(DATA EXCERPTS)

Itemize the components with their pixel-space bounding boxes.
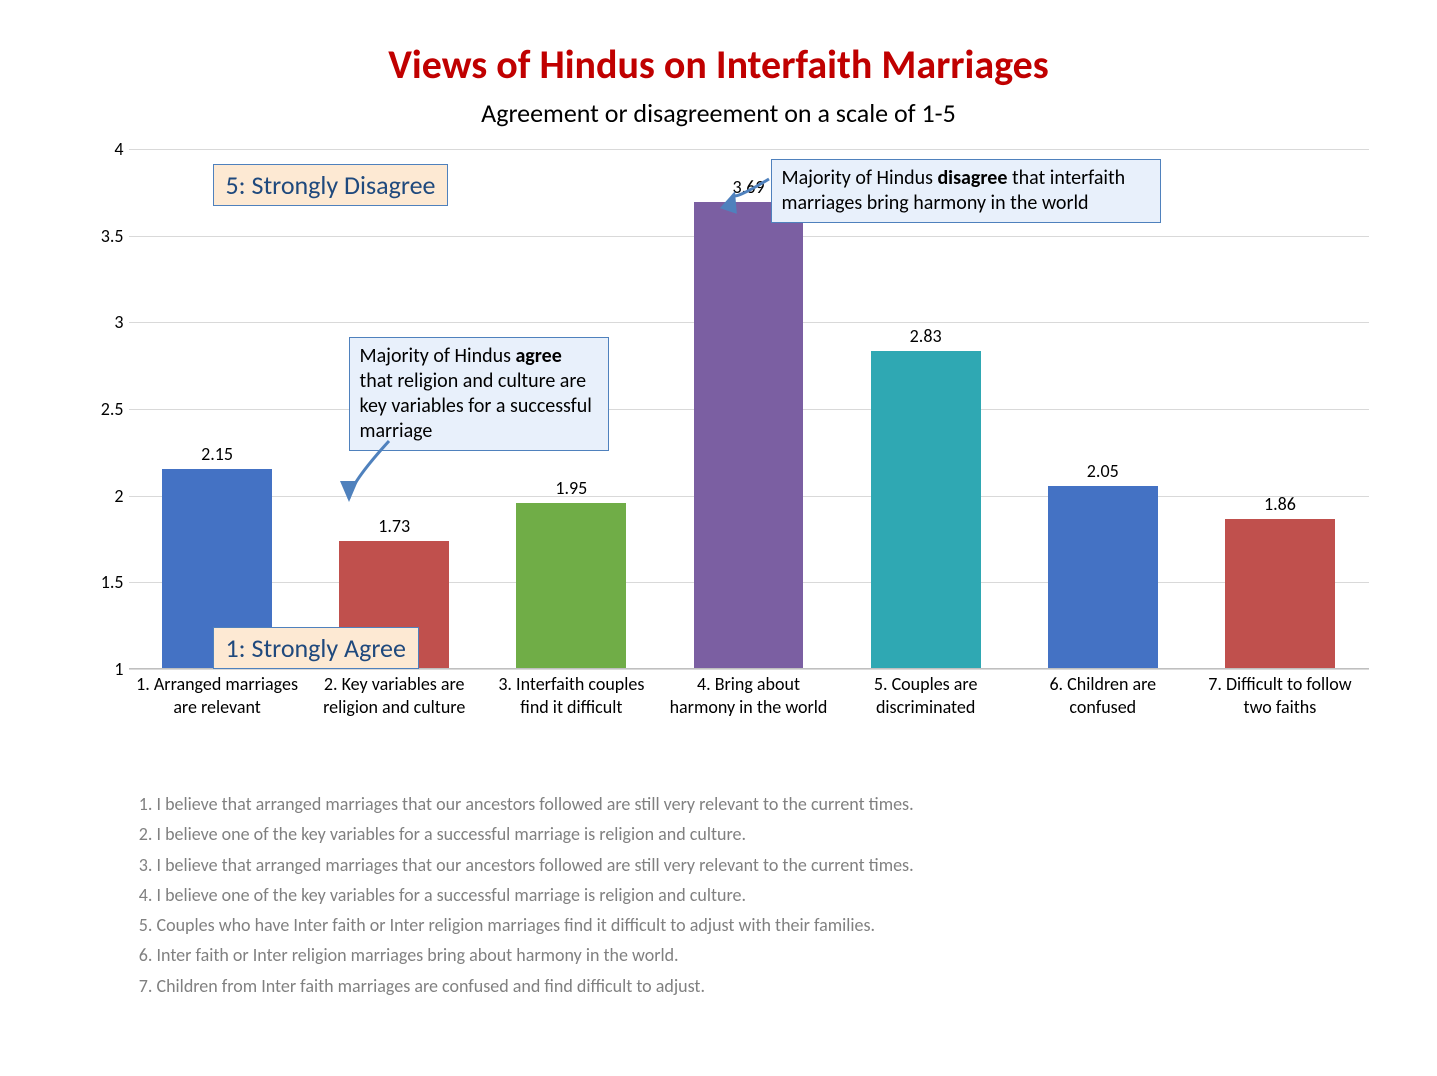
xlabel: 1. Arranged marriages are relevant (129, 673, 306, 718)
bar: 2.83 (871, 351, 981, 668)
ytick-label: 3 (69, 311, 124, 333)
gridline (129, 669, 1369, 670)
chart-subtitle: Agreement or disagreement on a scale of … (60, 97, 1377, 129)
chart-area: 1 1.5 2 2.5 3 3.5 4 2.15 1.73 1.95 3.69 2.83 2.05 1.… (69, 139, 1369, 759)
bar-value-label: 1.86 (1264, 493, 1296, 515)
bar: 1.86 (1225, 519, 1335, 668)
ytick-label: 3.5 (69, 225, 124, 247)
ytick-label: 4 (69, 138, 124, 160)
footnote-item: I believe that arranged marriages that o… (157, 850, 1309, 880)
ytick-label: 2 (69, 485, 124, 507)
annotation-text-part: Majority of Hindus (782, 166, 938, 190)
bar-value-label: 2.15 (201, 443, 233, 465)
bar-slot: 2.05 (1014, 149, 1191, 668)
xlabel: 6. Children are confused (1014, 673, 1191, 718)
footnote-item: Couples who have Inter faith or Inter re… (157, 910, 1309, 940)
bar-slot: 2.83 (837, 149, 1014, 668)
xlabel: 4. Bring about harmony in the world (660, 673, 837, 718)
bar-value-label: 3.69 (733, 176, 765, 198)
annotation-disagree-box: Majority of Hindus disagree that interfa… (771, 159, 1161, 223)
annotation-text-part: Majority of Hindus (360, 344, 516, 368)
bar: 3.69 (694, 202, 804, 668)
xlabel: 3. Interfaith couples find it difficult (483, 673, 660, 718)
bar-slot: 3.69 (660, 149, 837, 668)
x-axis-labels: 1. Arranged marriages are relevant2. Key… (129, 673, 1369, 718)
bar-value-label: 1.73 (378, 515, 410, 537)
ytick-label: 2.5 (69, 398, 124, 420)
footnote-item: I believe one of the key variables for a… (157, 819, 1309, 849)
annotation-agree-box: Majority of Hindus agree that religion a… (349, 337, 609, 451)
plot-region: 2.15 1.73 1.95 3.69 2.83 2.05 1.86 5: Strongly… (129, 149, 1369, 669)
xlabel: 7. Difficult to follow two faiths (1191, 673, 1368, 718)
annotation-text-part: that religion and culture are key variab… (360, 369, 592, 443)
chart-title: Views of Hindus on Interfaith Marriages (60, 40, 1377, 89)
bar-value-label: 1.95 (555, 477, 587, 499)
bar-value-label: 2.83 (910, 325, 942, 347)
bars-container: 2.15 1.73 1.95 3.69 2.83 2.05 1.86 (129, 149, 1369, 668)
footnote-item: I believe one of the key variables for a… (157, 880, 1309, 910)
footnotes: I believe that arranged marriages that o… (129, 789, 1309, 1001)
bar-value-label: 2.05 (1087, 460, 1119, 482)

(WHAT THE TASK ASKS)
Convert everything from the line containing "xlabel: 1. Arranged" down to the line containing "bars-container: 2.15 1.73", both included, into a JSON list of strings with one string per line and blank lines omitted.

(SOLUTION TO THE EXERCISE)
[
  "xlabel: 1. Arranged marriages are relevant (129, 673, 306, 718)",
  "bar: 2.83 (871, 351, 981, 668)",
  "ytick-label: 3 (69, 311, 124, 333)",
  "gridline (129, 669, 1369, 670)",
  "chart-subtitle: Agreement or disagreement on a scale of … (60, 97, 1377, 129)",
  "chart-area: 1 1.5 2 2.5 3 3.5 4 2.15 1.73 1.95 3.69 2.83 2.05 1.… (69, 139, 1369, 759)",
  "bar-value-label: 1.86 (1264, 493, 1296, 515)",
  "bar: 1.86 (1225, 519, 1335, 668)",
  "ytick-label: 3.5 (69, 225, 124, 247)",
  "ytick-label: 4 (69, 138, 124, 160)",
  "footnote-item: I believe that arranged marriages that o… (157, 850, 1309, 880)",
  "ytick-label: 2 (69, 485, 124, 507)",
  "annotation-text-part: Majority of Hindus (782, 166, 938, 190)",
  "bar-value-label: 2.15 (201, 443, 233, 465)",
  "bar-slot: 2.05 (1014, 149, 1191, 668)",
  "xlabel: 6. Children are confused (1014, 673, 1191, 718)",
  "footnote-item: Couples who have Inter faith or Inter re… (157, 910, 1309, 940)",
  "bar-slot: 2.83 (837, 149, 1014, 668)",
  "xlabel: 4. Bring about harmony in the world (660, 673, 837, 718)",
  "bar-value-label: 3.69 (733, 176, 765, 198)",
  "annotation-disagree-box: Majority of Hindus disagree that interfa… (771, 159, 1161, 223)",
  "annotation-text-part: Majority of Hindus (360, 344, 516, 368)",
  "bar: 3.69 (694, 202, 804, 668)",
  "xlabel: 3. Interfaith couples find it difficult (483, 673, 660, 718)",
  "bar-slot: 3.69 (660, 149, 837, 668)",
  "x-axis-labels: 1. Arranged marriages are relevant2. Key… (129, 673, 1369, 718)",
  "bar-value-label: 1.73 (378, 515, 410, 537)",
  "ytick-label: 2.5 (69, 398, 124, 420)",
  "footnote-item: I believe one of the key variables for a… (157, 819, 1309, 849)",
  "annotation-agree-box: Majority of Hindus agree that religion a… (349, 337, 609, 451)",
  "plot-region: 2.15 1.73 1.95 3.69 2.83 2.05 1.86 5: Strongly… (129, 149, 1369, 669)",
  "xlabel: 7. Difficult to follow two faiths (1191, 673, 1368, 718)",
  "annotation-text-part: that religion and culture are key variab… (360, 369, 592, 443)",
  "chart-title: Views of Hindus on Interfaith Marriages (60, 40, 1377, 89)",
  "bar-value-label: 1.95 (555, 477, 587, 499)",
  "bar-value-label: 2.83 (910, 325, 942, 347)",
  "bars-container: 2.15 1.73 1.95 3.69 2.83 2.05 1.86 (129, 149, 1369, 668)"
]